*Objective*: Can you print the data exactly and leave out each image?

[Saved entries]
[START]

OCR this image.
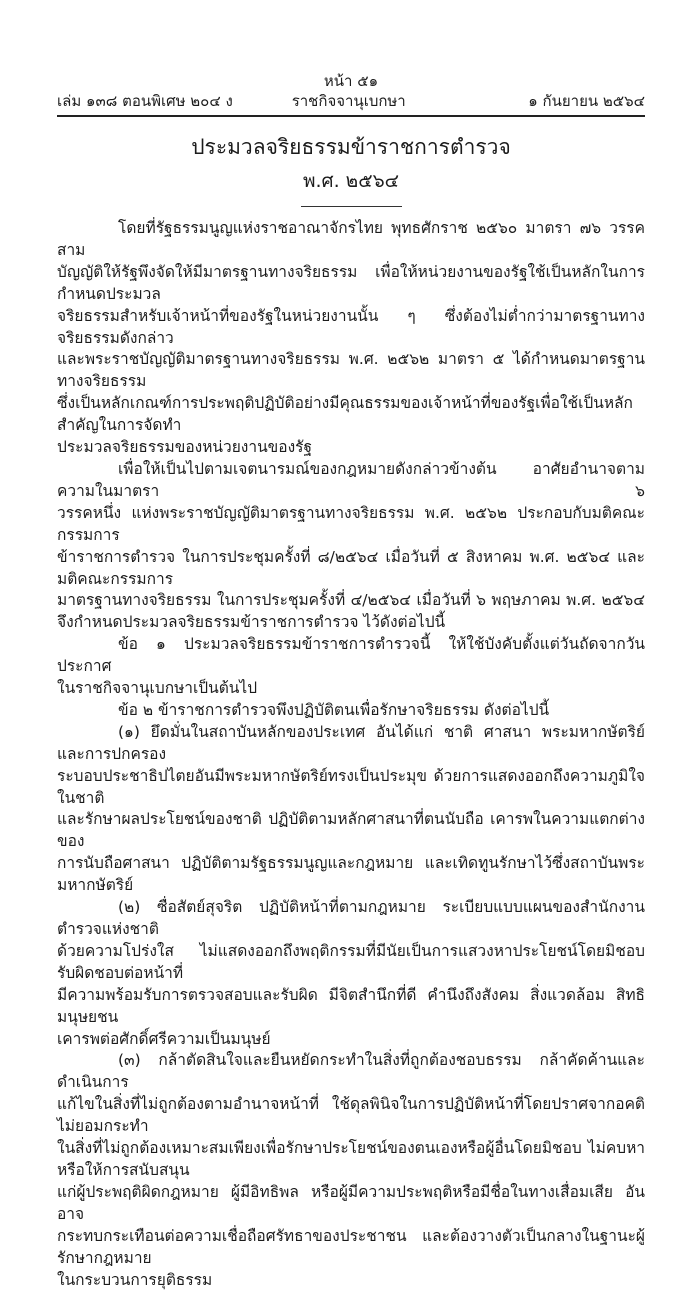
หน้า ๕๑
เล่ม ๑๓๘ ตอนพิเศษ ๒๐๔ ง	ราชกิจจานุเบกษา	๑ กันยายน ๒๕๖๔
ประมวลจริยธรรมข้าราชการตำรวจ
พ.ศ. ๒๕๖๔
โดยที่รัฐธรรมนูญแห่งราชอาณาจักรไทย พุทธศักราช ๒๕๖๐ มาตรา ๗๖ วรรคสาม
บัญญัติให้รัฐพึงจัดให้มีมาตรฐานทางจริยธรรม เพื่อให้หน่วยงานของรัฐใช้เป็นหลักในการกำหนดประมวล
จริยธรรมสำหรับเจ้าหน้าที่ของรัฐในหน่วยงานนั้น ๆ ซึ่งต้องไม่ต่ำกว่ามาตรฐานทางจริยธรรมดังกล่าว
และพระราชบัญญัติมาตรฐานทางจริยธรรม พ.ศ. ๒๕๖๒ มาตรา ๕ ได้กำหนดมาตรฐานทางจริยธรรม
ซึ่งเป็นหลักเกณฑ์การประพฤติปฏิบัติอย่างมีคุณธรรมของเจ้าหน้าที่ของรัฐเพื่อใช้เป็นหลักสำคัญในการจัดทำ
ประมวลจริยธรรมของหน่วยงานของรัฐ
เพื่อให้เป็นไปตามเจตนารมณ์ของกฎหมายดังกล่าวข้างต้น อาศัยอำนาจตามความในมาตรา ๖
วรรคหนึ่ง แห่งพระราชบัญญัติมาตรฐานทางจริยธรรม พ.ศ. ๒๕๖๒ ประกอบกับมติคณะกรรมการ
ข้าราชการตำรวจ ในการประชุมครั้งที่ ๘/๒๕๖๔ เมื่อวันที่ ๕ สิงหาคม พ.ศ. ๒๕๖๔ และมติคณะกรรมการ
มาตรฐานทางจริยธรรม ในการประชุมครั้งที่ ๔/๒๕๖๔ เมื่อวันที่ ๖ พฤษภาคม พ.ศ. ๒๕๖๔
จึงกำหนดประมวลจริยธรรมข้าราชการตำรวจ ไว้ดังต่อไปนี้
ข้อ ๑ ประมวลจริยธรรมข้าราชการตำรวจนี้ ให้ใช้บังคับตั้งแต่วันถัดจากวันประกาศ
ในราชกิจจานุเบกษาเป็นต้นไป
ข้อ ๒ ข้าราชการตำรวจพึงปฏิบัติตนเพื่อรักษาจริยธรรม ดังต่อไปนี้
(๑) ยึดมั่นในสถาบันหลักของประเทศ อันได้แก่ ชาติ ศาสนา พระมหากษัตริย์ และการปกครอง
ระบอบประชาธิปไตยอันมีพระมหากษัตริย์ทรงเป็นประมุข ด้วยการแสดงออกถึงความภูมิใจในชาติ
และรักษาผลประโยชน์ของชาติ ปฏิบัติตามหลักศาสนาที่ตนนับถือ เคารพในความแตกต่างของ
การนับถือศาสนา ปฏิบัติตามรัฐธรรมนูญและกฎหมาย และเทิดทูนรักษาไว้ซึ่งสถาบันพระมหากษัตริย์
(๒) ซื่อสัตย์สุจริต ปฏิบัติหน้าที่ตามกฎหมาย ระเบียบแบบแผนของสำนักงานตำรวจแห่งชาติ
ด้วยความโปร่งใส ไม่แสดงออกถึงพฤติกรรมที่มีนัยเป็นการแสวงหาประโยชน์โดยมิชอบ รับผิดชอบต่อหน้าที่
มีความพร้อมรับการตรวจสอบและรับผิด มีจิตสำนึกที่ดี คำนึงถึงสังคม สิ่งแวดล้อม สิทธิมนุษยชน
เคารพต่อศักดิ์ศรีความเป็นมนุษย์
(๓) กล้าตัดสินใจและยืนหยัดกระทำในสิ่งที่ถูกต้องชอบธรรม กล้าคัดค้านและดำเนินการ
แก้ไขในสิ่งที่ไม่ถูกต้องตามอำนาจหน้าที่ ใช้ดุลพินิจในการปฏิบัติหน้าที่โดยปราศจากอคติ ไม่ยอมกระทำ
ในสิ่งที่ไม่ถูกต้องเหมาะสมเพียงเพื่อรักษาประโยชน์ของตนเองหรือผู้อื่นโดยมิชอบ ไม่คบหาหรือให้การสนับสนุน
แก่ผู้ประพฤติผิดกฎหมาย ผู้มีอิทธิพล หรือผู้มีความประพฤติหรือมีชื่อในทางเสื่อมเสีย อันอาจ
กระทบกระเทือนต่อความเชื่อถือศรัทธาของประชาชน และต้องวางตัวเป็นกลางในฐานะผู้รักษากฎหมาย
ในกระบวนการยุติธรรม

[END]

*Expected answer*:
OCR this image.
หน้า ๕๑
เล่ม ๑๓๘ ตอนพิเศษ ๒๐๔ ง	ราชกิจจานุเบกษา	๑ กันยายน ๒๕๖๔
ประมวลจริยธรรมข้าราชการตำรวจ
พ.ศ. ๒๕๖๔
โดยที่รัฐธรรมนูญแห่งราชอาณาจักรไทย พุทธศักราช ๒๕๖๐ มาตรา ๗๖ วรรคสาม
บัญญัติให้รัฐพึงจัดให้มีมาตรฐานทางจริยธรรม เพื่อให้หน่วยงานของรัฐใช้เป็นหลักในการกำหนดประมวล
จริยธรรมสำหรับเจ้าหน้าที่ของรัฐในหน่วยงานนั้น ๆ ซึ่งต้องไม่ต่ำกว่ามาตรฐานทางจริยธรรมดังกล่าว
และพระราชบัญญัติมาตรฐานทางจริยธรรม พ.ศ. ๒๕๖๒ มาตรา ๕ ได้กำหนดมาตรฐานทางจริยธรรม
ซึ่งเป็นหลักเกณฑ์การประพฤติปฏิบัติอย่างมีคุณธรรมของเจ้าหน้าที่ของรัฐเพื่อใช้เป็นหลักสำคัญในการจัดทำ
ประมวลจริยธรรมของหน่วยงานของรัฐ
เพื่อให้เป็นไปตามเจตนารมณ์ของกฎหมายดังกล่าวข้างต้น อาศัยอำนาจตามความในมาตรา ๖
วรรคหนึ่ง แห่งพระราชบัญญัติมาตรฐานทางจริยธรรม พ.ศ. ๒๕๖๒ ประกอบกับมติคณะกรรมการ
ข้าราชการตำรวจ ในการประชุมครั้งที่ ๘/๒๕๖๔ เมื่อวันที่ ๕ สิงหาคม พ.ศ. ๒๕๖๔ และมติคณะกรรมการ
มาตรฐานทางจริยธรรม ในการประชุมครั้งที่ ๔/๒๕๖๔ เมื่อวันที่ ๖ พฤษภาคม พ.ศ. ๒๕๖๔
จึงกำหนดประมวลจริยธรรมข้าราชการตำรวจ ไว้ดังต่อไปนี้
ข้อ ๑ ประมวลจริยธรรมข้าราชการตำรวจนี้ ให้ใช้บังคับตั้งแต่วันถัดจากวันประกาศ
ในราชกิจจานุเบกษาเป็นต้นไป
ข้อ ๒ ข้าราชการตำรวจพึงปฏิบัติตนเพื่อรักษาจริยธรรม ดังต่อไปนี้
(๑) ยึดมั่นในสถาบันหลักของประเทศ อันได้แก่ ชาติ ศาสนา พระมหากษัตริย์ และการปกครอง
ระบอบประชาธิปไตยอันมีพระมหากษัตริย์ทรงเป็นประมุข ด้วยการแสดงออกถึงความภูมิใจในชาติ
และรักษาผลประโยชน์ของชาติ ปฏิบัติตามหลักศาสนาที่ตนนับถือ เคารพในความแตกต่างของ
การนับถือศาสนา ปฏิบัติตามรัฐธรรมนูญและกฎหมาย และเทิดทูนรักษาไว้ซึ่งสถาบันพระมหากษัตริย์
(๒) ซื่อสัตย์สุจริต ปฏิบัติหน้าที่ตามกฎหมาย ระเบียบแบบแผนของสำนักงานตำรวจแห่งชาติ
ด้วยความโปร่งใส ไม่แสดงออกถึงพฤติกรรมที่มีนัยเป็นการแสวงหาประโยชน์โดยมิชอบ รับผิดชอบต่อหน้าที่
มีความพร้อมรับการตรวจสอบและรับผิด มีจิตสำนึกที่ดี คำนึงถึงสังคม สิ่งแวดล้อม สิทธิมนุษยชน
เคารพต่อศักดิ์ศรีความเป็นมนุษย์
(๓) กล้าตัดสินใจและยืนหยัดกระทำในสิ่งที่ถูกต้องชอบธรรม กล้าคัดค้านและดำเนินการ
แก้ไขในสิ่งที่ไม่ถูกต้องตามอำนาจหน้าที่ ใช้ดุลพินิจในการปฏิบัติหน้าที่โดยปราศจากอคติ ไม่ยอมกระทำ
ในสิ่งที่ไม่ถูกต้องเหมาะสมเพียงเพื่อรักษาประโยชน์ของตนเองหรือผู้อื่นโดยมิชอบ ไม่คบหาหรือให้การสนับสนุน
แก่ผู้ประพฤติผิดกฎหมาย ผู้มีอิทธิพล หรือผู้มีความประพฤติหรือมีชื่อในทางเสื่อมเสีย อันอาจ
กระทบกระเทือนต่อความเชื่อถือศรัทธาของประชาชน และต้องวางตัวเป็นกลางในฐานะผู้รักษากฎหมาย
ในกระบวนการยุติธรรม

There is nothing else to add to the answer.